RAW RECORDS:
= = =

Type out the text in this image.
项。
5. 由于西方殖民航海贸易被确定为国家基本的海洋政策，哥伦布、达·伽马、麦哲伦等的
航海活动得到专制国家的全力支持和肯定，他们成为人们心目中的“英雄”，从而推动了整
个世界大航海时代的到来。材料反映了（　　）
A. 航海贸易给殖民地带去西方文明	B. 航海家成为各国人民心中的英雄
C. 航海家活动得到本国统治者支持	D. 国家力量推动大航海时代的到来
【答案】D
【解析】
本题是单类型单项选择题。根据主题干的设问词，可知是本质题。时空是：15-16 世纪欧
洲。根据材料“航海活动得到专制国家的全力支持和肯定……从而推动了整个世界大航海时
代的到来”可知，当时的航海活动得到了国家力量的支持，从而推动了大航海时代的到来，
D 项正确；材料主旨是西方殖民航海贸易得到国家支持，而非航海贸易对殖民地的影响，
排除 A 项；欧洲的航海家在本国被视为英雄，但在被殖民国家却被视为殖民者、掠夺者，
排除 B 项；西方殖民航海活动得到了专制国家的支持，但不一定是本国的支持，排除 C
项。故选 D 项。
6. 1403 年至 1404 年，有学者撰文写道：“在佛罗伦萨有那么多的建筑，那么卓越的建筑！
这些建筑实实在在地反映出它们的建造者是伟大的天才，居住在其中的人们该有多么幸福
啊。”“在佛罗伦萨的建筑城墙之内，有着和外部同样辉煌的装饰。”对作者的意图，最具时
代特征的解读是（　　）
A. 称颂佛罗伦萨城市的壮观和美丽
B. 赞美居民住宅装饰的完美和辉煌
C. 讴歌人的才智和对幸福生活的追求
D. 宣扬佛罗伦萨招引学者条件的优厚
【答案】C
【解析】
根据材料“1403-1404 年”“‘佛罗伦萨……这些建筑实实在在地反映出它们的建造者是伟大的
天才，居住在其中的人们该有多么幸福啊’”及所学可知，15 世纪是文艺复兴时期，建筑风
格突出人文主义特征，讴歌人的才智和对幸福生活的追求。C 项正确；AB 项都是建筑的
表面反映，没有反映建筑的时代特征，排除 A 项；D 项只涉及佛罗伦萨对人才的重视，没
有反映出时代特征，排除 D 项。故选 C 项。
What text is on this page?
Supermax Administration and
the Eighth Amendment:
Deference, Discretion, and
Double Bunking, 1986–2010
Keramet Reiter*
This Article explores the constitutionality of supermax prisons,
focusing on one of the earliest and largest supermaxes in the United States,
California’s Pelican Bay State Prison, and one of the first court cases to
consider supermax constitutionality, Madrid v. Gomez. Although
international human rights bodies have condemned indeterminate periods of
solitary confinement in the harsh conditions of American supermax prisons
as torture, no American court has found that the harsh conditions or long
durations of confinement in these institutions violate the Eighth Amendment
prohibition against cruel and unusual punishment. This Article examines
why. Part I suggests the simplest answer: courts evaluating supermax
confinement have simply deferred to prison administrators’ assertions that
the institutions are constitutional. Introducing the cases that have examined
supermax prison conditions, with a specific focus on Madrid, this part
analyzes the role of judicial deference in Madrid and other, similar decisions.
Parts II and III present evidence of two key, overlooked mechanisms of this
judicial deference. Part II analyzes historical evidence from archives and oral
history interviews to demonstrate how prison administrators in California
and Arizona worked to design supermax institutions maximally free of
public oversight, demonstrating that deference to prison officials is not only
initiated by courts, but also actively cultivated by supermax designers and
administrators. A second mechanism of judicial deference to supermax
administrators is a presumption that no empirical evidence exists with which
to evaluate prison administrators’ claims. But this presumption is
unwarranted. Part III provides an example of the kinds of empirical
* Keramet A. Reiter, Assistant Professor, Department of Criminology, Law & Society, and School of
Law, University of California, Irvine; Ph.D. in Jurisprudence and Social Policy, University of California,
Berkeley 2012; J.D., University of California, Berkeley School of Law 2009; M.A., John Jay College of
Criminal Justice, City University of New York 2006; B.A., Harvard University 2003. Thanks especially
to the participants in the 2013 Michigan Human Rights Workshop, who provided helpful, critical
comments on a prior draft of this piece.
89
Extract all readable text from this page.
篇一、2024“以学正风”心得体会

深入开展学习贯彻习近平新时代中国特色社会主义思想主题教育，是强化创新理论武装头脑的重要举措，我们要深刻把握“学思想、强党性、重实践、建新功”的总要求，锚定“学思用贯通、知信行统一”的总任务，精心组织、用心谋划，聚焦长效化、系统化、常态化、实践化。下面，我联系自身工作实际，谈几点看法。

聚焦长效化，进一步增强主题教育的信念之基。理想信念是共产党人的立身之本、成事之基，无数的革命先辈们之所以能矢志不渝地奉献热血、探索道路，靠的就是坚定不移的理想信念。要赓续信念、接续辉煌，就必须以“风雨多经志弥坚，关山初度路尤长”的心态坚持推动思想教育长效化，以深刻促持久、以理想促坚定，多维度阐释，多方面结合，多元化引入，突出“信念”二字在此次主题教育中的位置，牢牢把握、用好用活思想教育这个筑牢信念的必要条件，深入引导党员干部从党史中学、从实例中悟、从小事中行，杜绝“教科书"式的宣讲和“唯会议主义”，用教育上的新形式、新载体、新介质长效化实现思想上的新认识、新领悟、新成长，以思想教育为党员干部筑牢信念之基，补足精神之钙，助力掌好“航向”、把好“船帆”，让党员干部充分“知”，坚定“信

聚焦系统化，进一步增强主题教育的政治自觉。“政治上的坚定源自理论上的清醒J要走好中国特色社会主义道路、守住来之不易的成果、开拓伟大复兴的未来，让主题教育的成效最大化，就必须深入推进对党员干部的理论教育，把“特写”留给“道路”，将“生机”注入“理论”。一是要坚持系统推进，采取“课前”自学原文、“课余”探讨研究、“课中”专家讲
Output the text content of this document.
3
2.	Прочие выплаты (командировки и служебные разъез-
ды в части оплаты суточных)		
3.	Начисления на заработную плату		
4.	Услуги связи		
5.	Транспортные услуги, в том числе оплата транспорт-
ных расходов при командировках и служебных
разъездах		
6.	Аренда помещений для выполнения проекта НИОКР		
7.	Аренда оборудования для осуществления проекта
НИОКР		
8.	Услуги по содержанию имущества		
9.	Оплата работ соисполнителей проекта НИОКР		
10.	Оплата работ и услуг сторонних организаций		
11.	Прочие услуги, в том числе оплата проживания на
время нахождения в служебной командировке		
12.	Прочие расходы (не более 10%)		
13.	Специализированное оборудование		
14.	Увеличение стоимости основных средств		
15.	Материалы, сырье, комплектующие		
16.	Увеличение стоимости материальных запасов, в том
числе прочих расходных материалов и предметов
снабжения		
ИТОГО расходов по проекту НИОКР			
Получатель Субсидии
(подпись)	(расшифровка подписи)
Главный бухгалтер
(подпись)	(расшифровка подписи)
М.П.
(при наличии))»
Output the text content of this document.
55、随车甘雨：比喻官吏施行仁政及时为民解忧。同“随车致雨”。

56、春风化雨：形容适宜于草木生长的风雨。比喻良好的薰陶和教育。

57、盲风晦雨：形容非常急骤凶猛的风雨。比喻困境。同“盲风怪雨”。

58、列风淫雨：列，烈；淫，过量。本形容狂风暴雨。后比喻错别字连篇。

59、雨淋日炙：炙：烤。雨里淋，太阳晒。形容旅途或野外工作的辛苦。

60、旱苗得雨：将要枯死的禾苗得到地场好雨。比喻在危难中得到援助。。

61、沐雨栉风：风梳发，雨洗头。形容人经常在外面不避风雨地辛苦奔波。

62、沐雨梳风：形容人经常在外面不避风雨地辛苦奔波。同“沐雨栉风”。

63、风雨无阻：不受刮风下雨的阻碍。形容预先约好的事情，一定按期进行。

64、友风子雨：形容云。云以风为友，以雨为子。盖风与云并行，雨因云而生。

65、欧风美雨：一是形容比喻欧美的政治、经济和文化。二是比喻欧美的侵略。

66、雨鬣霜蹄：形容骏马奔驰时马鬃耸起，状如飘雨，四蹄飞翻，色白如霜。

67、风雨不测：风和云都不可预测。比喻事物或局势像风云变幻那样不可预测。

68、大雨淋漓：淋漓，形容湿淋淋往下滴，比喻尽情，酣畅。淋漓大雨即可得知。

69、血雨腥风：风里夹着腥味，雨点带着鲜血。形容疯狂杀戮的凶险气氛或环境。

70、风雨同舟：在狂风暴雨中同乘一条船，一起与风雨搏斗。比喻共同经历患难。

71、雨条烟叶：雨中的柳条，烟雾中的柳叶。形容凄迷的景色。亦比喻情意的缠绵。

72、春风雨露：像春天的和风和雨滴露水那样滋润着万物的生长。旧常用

= = =

REQUIRED WORK:
Read the entries and pick out all lines that include the word "from".

SOLUTION TO THIS EXERCISE:
judicial deference. Part II analyzes historical evidence from archives and oral
Extract all readable text from this page.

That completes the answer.